** SHORT TASK **
Copy out all lines that hold "JSON".

──────────────────────────────

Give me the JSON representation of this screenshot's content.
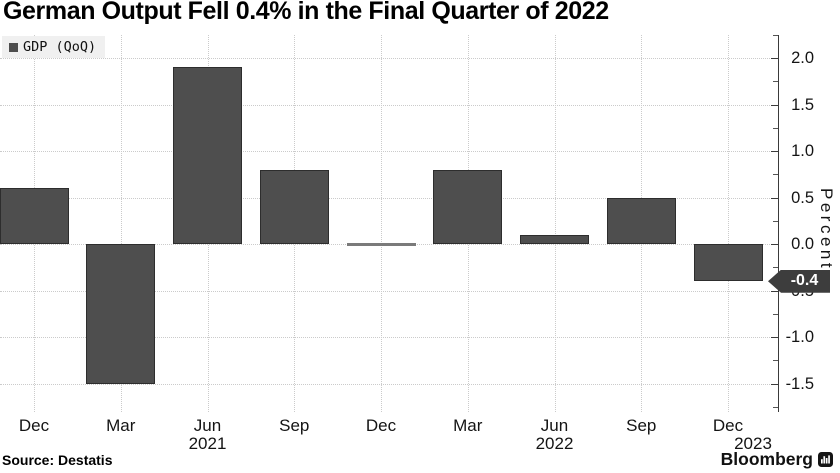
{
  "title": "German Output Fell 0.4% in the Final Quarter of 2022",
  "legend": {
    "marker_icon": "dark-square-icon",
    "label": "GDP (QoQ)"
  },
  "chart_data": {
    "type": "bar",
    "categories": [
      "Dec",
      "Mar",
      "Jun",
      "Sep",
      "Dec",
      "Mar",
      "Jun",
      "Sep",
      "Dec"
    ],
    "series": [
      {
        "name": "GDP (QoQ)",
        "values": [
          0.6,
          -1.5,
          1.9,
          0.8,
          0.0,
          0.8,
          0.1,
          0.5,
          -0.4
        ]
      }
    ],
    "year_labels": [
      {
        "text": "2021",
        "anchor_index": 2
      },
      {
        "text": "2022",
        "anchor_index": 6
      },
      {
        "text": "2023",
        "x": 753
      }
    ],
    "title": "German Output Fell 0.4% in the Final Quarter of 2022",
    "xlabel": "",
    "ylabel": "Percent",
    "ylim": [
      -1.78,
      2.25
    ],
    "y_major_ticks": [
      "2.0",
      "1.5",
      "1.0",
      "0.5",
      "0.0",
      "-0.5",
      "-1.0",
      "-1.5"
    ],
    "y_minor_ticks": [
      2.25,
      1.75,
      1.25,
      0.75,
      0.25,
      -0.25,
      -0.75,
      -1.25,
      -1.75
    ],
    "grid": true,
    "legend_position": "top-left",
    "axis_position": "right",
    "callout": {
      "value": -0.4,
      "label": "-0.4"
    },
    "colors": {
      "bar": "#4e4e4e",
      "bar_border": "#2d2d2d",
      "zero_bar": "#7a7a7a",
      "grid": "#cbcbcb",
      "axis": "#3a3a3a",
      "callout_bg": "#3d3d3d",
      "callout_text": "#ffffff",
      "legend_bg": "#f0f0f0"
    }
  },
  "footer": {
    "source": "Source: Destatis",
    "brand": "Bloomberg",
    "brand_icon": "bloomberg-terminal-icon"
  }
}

──────────────────────────────

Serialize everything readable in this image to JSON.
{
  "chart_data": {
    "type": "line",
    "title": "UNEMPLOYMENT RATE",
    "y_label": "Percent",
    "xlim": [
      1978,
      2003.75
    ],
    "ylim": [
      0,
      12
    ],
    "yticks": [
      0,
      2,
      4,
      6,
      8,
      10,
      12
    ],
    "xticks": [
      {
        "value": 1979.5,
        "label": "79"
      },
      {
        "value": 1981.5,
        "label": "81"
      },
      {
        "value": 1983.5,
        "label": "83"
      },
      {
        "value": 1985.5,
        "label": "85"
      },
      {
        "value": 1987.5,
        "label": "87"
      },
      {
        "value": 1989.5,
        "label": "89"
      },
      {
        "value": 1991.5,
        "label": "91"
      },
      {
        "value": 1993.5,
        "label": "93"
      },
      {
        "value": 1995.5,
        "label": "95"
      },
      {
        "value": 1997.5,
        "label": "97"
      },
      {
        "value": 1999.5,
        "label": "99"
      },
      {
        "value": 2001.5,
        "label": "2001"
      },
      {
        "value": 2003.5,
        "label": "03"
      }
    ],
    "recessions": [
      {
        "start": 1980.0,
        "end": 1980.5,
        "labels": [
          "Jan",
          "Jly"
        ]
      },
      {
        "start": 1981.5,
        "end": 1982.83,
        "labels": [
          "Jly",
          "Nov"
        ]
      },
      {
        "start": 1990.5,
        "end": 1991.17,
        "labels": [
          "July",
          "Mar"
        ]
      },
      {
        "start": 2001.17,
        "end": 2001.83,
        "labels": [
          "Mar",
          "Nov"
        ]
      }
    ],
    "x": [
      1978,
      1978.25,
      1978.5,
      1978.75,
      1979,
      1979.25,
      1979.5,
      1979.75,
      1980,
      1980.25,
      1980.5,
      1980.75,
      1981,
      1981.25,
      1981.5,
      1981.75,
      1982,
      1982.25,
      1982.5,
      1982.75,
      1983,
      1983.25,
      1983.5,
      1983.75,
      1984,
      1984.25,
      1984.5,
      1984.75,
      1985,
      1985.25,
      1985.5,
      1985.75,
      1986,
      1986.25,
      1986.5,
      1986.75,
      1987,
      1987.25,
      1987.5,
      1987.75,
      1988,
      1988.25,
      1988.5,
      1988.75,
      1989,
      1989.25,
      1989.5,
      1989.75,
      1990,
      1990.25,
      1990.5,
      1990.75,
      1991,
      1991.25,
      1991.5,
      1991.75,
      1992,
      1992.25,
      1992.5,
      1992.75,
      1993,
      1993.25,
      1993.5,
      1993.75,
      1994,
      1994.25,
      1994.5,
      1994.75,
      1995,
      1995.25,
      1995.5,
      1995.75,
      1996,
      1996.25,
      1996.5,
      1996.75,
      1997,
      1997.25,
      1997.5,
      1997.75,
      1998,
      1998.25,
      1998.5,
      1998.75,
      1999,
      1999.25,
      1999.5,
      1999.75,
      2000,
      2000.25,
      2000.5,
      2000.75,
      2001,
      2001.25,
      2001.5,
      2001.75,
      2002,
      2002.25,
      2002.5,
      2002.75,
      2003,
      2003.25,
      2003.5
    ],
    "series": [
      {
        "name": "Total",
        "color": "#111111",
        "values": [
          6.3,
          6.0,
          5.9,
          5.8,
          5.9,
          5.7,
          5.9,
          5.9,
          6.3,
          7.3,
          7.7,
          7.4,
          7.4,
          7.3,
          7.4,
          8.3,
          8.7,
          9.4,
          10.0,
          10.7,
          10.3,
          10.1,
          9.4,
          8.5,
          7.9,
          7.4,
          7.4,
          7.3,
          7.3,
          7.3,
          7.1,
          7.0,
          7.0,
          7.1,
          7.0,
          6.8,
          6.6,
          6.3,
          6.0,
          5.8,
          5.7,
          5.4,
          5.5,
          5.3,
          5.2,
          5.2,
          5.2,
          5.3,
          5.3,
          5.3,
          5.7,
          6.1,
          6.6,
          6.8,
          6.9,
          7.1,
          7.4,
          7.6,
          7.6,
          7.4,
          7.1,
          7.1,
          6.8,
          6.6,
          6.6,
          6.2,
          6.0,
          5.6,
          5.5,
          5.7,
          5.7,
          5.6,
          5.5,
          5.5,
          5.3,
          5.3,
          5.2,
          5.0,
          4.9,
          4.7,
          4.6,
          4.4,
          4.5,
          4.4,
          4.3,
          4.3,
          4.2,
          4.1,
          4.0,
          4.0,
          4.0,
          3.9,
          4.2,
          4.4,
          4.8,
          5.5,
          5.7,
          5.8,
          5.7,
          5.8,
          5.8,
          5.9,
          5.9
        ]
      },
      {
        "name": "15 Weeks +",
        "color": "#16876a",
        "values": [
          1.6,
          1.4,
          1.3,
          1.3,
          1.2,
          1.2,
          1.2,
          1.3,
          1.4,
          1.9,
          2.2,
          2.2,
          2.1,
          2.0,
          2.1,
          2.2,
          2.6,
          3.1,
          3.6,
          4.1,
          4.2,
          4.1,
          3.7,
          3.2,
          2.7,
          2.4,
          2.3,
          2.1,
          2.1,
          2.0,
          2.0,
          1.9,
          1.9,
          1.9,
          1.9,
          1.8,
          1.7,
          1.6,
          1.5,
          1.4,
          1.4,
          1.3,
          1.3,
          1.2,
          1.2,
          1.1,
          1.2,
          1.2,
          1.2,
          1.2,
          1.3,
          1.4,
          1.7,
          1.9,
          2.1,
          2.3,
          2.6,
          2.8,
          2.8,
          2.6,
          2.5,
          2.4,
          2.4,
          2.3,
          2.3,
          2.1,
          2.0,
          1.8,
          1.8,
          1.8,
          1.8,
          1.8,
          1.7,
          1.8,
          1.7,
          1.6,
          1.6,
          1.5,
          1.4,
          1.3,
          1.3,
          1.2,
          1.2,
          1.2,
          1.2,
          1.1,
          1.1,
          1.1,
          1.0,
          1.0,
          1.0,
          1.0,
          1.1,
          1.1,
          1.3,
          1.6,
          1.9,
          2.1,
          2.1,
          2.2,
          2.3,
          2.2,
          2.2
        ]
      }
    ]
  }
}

──────────────────────────────

** SOLUTION **
Give me the JSON representation of this screenshot's content.
Serialize everything readable in this image to JSON.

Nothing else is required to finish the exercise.